■ **Dataset records**

━━━━━━━━━━━━━━━━

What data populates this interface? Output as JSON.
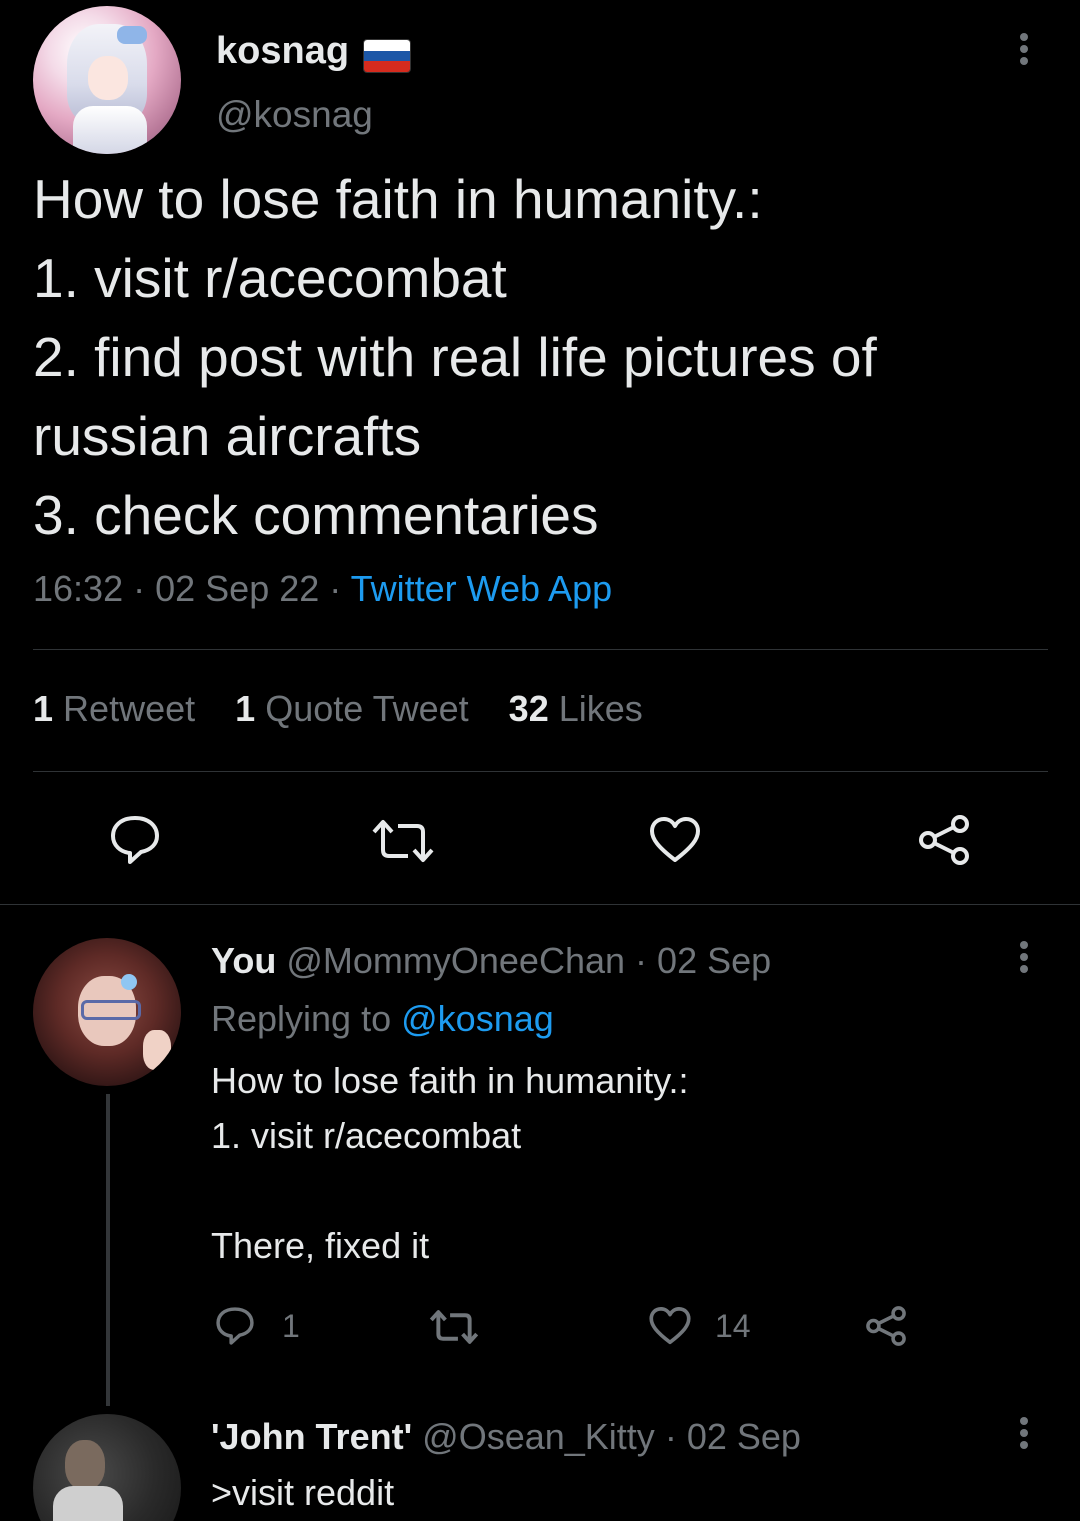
{
  "main_tweet": {
    "display_name": "kosnag",
    "handle": "@kosnag",
    "flag": "russia-flag",
    "lines": [
      "How to lose faith in humanity.:",
      "1. visit r/acecombat",
      "2. find post with real life pictures of",
      "russian aircrafts",
      "3. check commentaries"
    ],
    "time": "16:32",
    "date": "02 Sep 22",
    "sep": "·",
    "source": "Twitter Web App",
    "stats": {
      "retweets_count": "1",
      "retweets_label": "Retweet",
      "quotes_count": "1",
      "quotes_label": "Quote Tweet",
      "likes_count": "32",
      "likes_label": "Likes"
    }
  },
  "reply1": {
    "display_name": "You",
    "handle": "@MommyOneeChan",
    "date": "02 Sep",
    "sep": "·",
    "replying_prefix": "Replying to",
    "replying_to": "@kosnag",
    "lines": [
      "How to lose faith in humanity.:",
      "1. visit r/acecombat",
      "There, fixed it"
    ],
    "reply_count": "1",
    "like_count": "14"
  },
  "reply2": {
    "display_name": "'John Trent'",
    "handle": "@Osean_Kitty",
    "date": "02 Sep",
    "sep": "·",
    "text": ">visit reddit"
  },
  "colors": {
    "background": "#000000",
    "text": "#e7e9ea",
    "secondary": "#71767b",
    "accent": "#1d9bf0",
    "divider": "#2f3336"
  }
}
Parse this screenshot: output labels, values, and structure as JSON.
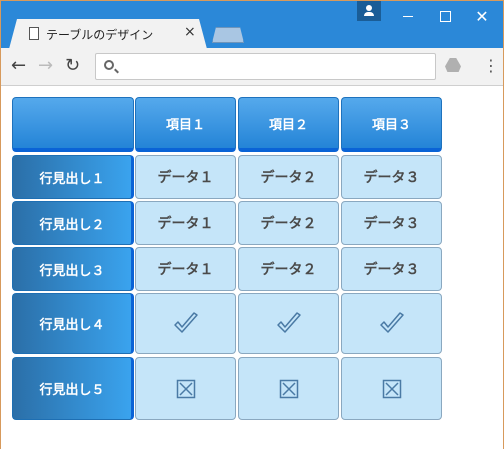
{
  "browser": {
    "tab_title": "テーブルのデザイン",
    "tab_close": "×",
    "address_value": ""
  },
  "table": {
    "corner": "",
    "columns": [
      "項目１",
      "項目２",
      "項目３"
    ],
    "rows": [
      {
        "header": "行見出し１",
        "cells": [
          "データ１",
          "データ２",
          "データ３"
        ]
      },
      {
        "header": "行見出し２",
        "cells": [
          "データ１",
          "データ２",
          "データ３"
        ]
      },
      {
        "header": "行見出し３",
        "cells": [
          "データ１",
          "データ２",
          "データ３"
        ]
      },
      {
        "header": "行見出し４",
        "cells": [
          "check",
          "check",
          "check"
        ]
      },
      {
        "header": "行見出し５",
        "cells": [
          "x-box",
          "x-box",
          "x-box"
        ]
      }
    ]
  },
  "colors": {
    "titlebar": "#2b88d8",
    "header_gradient_top": "#55a9ec",
    "header_gradient_bottom": "#2484d7",
    "cell_bg": "#c5e5f9",
    "icon": "#4a7aa5"
  }
}
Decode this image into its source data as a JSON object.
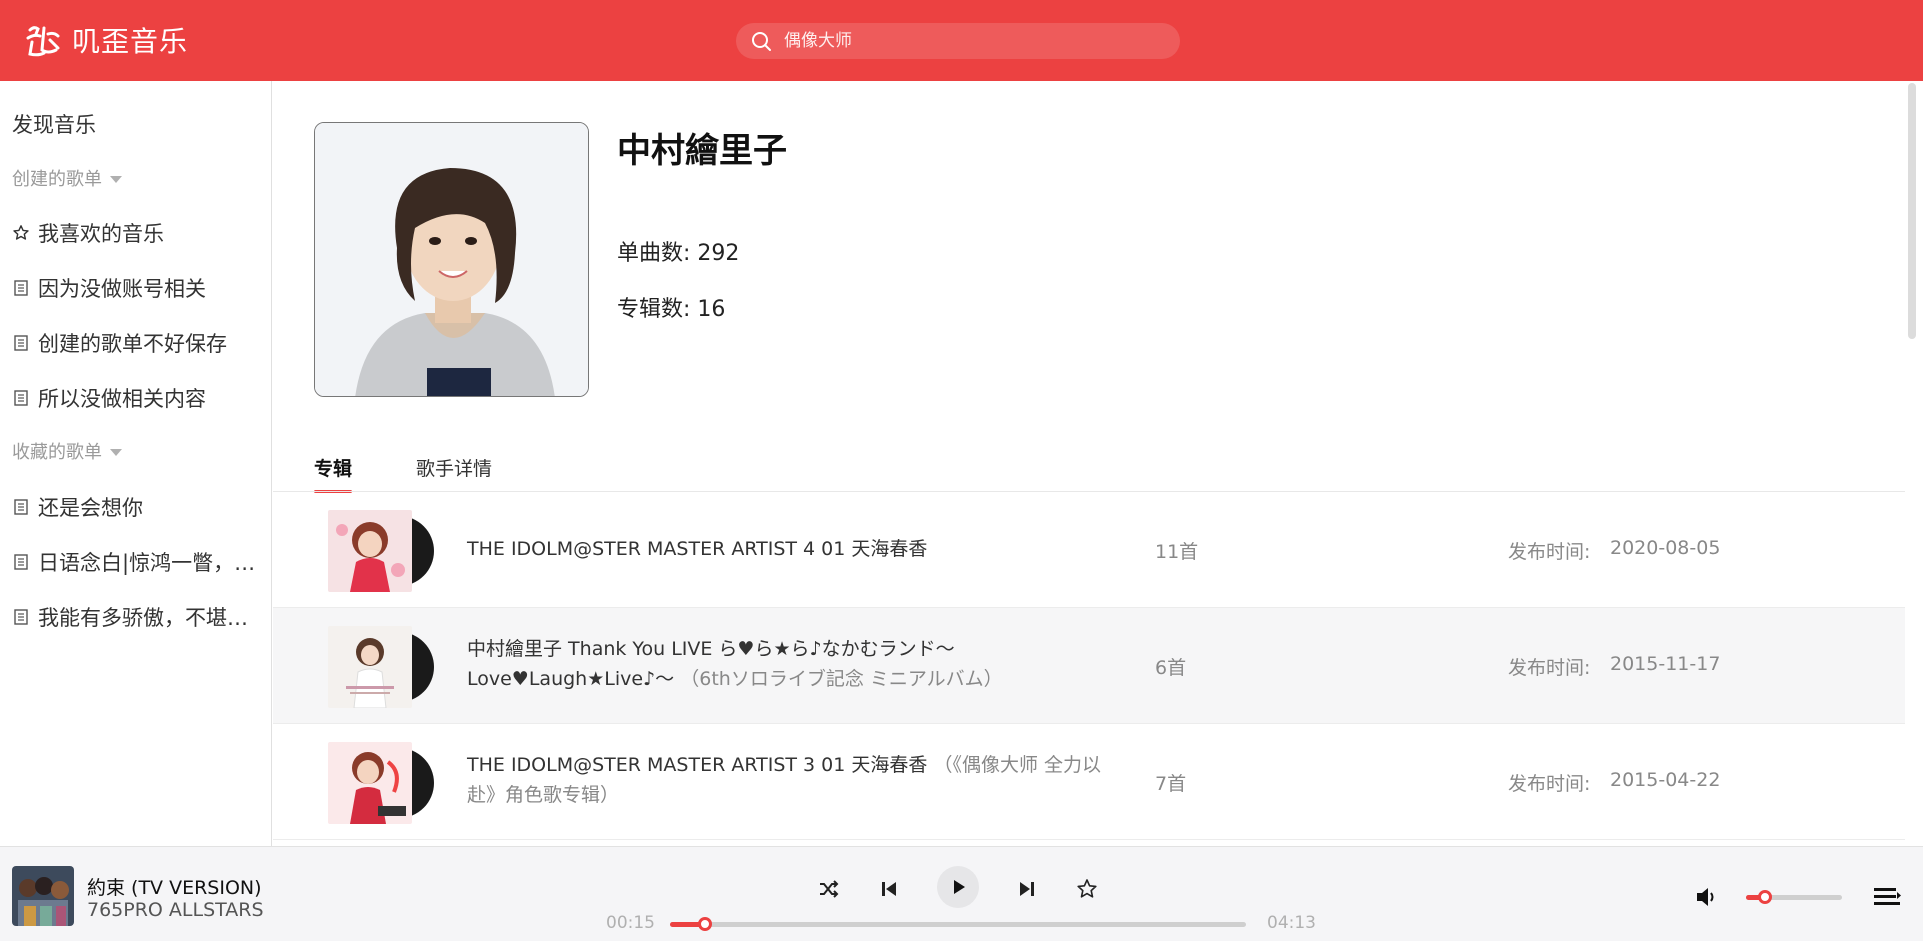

━━━━━━━━━━━━━━━━

■ **Work to complete**
The entries above should be reproduced exactly, without their pictures.

■ **Full answer**
What data populates this interface? Output as JSON.
{
  "main_tweet": {
    "display_name": "kosnag",
    "handle": "@kosnag",
    "flag": "russia-flag",
    "lines": [
      "How to lose faith in humanity.:",
      "1. visit r/acecombat",
      "2. find post with real life pictures of",
      "russian aircrafts",
      "3. check commentaries"
    ],
    "time": "16:32",
    "date": "02 Sep 22",
    "sep": "·",
    "source": "Twitter Web App",
    "stats": {
      "retweets_count": "1",
      "retweets_label": "Retweet",
      "quotes_count": "1",
      "quotes_label": "Quote Tweet",
      "likes_count": "32",
      "likes_label": "Likes"
    }
  },
  "reply1": {
    "display_name": "You",
    "handle": "@MommyOneeChan",
    "date": "02 Sep",
    "sep": "·",
    "replying_prefix": "Replying to",
    "replying_to": "@kosnag",
    "lines": [
      "How to lose faith in humanity.:",
      "1. visit r/acecombat",
      "There, fixed it"
    ],
    "reply_count": "1",
    "like_count": "14"
  },
  "reply2": {
    "display_name": "'John Trent'",
    "handle": "@Osean_Kitty",
    "date": "02 Sep",
    "sep": "·",
    "text": ">visit reddit"
  },
  "colors": {
    "background": "#000000",
    "text": "#e7e9ea",
    "secondary": "#71767b",
    "accent": "#1d9bf0",
    "divider": "#2f3336"
  }
}
Parse this screenshot: output labels, values, and structure as JSON.
{
  "browser": {
    "tab_title": "テーブルのデザイン",
    "tab_close": "×",
    "address_value": ""
  },
  "table": {
    "corner": "",
    "columns": [
      "項目１",
      "項目２",
      "項目３"
    ],
    "rows": [
      {
        "header": "行見出し１",
        "cells": [
          "データ１",
          "データ２",
          "データ３"
        ]
      },
      {
        "header": "行見出し２",
        "cells": [
          "データ１",
          "データ２",
          "データ３"
        ]
      },
      {
        "header": "行見出し３",
        "cells": [
          "データ１",
          "データ２",
          "データ３"
        ]
      },
      {
        "header": "行見出し４",
        "cells": [
          "check",
          "check",
          "check"
        ]
      },
      {
        "header": "行見出し５",
        "cells": [
          "x-box",
          "x-box",
          "x-box"
        ]
      }
    ]
  },
  "colors": {
    "titlebar": "#2b88d8",
    "header_gradient_top": "#55a9ec",
    "header_gradient_bottom": "#2484d7",
    "cell_bg": "#c5e5f9",
    "icon": "#4a7aa5"
  }
}
Decode this image into its source data as a JSON object.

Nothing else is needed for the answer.